══ MATERIAL FOR THE TASK
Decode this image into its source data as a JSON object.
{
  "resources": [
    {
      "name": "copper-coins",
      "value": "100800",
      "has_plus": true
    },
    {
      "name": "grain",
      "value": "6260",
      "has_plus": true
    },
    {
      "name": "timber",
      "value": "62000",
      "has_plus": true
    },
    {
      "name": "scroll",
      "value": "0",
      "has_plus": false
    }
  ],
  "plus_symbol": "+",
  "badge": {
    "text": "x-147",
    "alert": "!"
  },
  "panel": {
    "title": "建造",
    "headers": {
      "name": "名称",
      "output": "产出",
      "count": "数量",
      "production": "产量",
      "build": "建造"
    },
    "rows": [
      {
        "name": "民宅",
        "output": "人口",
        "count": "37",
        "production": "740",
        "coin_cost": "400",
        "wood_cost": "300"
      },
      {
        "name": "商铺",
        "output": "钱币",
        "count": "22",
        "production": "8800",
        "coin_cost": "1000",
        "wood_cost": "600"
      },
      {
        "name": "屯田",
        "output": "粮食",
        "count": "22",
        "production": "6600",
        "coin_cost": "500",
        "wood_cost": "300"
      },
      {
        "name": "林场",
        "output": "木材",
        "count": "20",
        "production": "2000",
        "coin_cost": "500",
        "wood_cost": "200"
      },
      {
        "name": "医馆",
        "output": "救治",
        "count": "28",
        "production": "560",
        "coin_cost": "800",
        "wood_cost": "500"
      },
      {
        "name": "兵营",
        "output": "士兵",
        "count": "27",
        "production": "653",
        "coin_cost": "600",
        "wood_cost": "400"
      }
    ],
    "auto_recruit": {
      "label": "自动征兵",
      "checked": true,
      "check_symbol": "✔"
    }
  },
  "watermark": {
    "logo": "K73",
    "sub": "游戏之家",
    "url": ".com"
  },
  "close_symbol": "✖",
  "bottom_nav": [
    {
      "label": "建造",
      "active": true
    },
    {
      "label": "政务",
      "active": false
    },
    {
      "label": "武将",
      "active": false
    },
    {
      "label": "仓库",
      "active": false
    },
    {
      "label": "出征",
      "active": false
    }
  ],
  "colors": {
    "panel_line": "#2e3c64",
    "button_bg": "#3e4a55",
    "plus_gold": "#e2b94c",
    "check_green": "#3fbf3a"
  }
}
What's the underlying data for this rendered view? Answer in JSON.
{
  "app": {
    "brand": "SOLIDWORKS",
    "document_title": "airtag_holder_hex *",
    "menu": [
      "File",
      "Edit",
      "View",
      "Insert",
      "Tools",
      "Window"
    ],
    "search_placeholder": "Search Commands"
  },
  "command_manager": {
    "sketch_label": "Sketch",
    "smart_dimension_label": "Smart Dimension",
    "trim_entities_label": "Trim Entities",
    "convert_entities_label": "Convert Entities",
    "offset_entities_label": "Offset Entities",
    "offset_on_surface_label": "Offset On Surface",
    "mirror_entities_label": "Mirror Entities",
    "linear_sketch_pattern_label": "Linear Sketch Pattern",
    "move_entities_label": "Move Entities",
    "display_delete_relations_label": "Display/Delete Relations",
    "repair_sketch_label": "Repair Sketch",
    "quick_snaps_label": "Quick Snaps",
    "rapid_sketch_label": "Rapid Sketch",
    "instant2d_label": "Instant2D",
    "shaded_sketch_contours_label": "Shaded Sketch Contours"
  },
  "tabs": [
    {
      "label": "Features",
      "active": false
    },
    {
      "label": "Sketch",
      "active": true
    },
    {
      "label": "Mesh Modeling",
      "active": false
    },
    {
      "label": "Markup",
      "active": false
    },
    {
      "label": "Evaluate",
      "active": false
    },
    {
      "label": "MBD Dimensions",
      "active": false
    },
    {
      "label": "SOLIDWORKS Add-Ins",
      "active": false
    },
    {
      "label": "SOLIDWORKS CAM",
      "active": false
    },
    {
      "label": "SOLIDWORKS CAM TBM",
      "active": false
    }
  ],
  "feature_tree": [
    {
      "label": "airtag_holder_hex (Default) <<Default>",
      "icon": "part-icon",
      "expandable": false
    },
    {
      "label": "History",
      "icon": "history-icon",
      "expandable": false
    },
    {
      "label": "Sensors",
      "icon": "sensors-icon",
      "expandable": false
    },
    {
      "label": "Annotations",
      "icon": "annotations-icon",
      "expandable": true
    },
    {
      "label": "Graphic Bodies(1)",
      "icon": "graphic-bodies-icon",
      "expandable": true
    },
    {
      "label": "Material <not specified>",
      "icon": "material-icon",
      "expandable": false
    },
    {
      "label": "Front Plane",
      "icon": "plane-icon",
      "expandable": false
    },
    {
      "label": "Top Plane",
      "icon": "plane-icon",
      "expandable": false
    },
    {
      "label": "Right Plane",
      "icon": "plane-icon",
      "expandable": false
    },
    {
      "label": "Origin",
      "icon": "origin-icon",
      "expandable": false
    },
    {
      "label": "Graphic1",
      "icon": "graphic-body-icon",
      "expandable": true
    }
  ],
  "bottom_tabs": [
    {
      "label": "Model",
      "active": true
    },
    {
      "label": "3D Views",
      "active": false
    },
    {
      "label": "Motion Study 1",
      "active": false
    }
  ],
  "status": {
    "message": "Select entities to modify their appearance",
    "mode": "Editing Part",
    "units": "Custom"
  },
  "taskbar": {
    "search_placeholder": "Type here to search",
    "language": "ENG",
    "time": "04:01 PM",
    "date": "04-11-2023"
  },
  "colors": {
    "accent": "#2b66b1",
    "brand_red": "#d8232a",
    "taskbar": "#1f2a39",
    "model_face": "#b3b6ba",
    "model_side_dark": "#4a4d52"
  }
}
════
→ **STATED GOAL**:
Only lines with "value" are wanted here; list each of them.

→ **REPLY**:
      "value": "100800",
      "value": "6260",
      "value": "62000",
      "value": "0",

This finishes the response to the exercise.